(Dataset items)
******
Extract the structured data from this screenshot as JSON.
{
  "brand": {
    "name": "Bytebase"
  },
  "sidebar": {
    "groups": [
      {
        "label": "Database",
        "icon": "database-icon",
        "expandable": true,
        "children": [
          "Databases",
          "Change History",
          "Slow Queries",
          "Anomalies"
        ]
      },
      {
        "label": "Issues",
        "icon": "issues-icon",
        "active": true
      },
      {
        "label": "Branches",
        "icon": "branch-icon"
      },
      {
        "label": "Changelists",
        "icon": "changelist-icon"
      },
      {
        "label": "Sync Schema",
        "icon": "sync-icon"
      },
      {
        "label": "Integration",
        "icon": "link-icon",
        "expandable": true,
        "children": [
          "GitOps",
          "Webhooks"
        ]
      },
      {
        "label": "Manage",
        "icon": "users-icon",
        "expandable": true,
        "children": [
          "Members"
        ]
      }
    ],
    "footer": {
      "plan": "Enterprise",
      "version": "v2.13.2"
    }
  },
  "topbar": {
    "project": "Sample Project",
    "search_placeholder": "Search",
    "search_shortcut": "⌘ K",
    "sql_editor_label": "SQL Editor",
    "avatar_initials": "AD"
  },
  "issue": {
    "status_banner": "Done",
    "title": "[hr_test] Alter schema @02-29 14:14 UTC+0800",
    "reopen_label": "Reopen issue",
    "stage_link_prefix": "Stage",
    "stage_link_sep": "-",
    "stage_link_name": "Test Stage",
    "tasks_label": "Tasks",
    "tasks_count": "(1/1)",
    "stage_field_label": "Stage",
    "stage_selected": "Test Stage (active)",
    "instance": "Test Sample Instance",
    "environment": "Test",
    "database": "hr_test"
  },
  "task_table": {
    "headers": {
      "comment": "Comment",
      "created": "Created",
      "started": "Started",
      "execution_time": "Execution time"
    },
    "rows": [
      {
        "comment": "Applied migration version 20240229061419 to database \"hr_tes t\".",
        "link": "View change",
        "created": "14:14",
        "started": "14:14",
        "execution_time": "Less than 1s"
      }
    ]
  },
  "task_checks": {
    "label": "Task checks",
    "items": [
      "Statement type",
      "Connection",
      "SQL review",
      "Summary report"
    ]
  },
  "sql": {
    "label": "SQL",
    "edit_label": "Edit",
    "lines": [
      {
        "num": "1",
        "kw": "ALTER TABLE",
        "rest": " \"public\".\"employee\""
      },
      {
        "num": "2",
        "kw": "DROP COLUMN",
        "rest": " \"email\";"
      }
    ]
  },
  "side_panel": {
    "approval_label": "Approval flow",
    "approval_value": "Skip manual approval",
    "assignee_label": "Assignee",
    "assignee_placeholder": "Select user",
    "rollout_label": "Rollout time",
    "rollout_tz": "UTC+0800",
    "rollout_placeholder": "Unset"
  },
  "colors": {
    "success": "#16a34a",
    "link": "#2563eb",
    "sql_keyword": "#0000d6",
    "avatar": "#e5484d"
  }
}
******
Write the listing out again, exactly as shown above.

» Problem solution:
Extract the structured data from this screenshot as JSON.
{
  "brand": {
    "name": "Bytebase"
  },
  "sidebar": {
    "groups": [
      {
        "label": "Database",
        "icon": "database-icon",
        "expandable": true,
        "children": [
          "Databases",
          "Change History",
          "Slow Queries",
          "Anomalies"
        ]
      },
      {
        "label": "Issues",
        "icon": "issues-icon",
        "active": true
      },
      {
        "label": "Branches",
        "icon": "branch-icon"
      },
      {
        "label": "Changelists",
        "icon": "changelist-icon"
      },
      {
        "label": "Sync Schema",
        "icon": "sync-icon"
      },
      {
        "label": "Integration",
        "icon": "link-icon",
        "expandable": true,
        "children": [
          "GitOps",
          "Webhooks"
        ]
      },
      {
        "label": "Manage",
        "icon": "users-icon",
        "expandable": true,
        "children": [
          "Members"
        ]
      }
    ],
    "footer": {
      "plan": "Enterprise",
      "version": "v2.13.2"
    }
  },
  "topbar": {
    "project": "Sample Project",
    "search_placeholder": "Search",
    "search_shortcut": "⌘ K",
    "sql_editor_label": "SQL Editor",
    "avatar_initials": "AD"
  },
  "issue": {
    "status_banner": "Done",
    "title": "[hr_test] Alter schema @02-29 14:14 UTC+0800",
    "reopen_label": "Reopen issue",
    "stage_link_prefix": "Stage",
    "stage_link_sep": "-",
    "stage_link_name": "Test Stage",
    "tasks_label": "Tasks",
    "tasks_count": "(1/1)",
    "stage_field_label": "Stage",
    "stage_selected": "Test Stage (active)",
    "instance": "Test Sample Instance",
    "environment": "Test",
    "database": "hr_test"
  },
  "task_table": {
    "headers": {
      "comment": "Comment",
      "created": "Created",
      "started": "Started",
      "execution_time": "Execution time"
    },
    "rows": [
      {
        "comment": "Applied migration version 20240229061419 to database \"hr_tes t\".",
        "link": "View change",
        "created": "14:14",
        "started": "14:14",
        "execution_time": "Less than 1s"
      }
    ]
  },
  "task_checks": {
    "label": "Task checks",
    "items": [
      "Statement type",
      "Connection",
      "SQL review",
      "Summary report"
    ]
  },
  "sql": {
    "label": "SQL",
    "edit_label": "Edit",
    "lines": [
      {
        "num": "1",
        "kw": "ALTER TABLE",
        "rest": " \"public\".\"employee\""
      },
      {
        "num": "2",
        "kw": "DROP COLUMN",
        "rest": " \"email\";"
      }
    ]
  },
  "side_panel": {
    "approval_label": "Approval flow",
    "approval_value": "Skip manual approval",
    "assignee_label": "Assignee",
    "assignee_placeholder": "Select user",
    "rollout_label": "Rollout time",
    "rollout_tz": "UTC+0800",
    "rollout_placeholder": "Unset"
  },
  "colors": {
    "success": "#16a34a",
    "link": "#2563eb",
    "sql_keyword": "#0000d6",
    "avatar": "#e5484d"
  }
}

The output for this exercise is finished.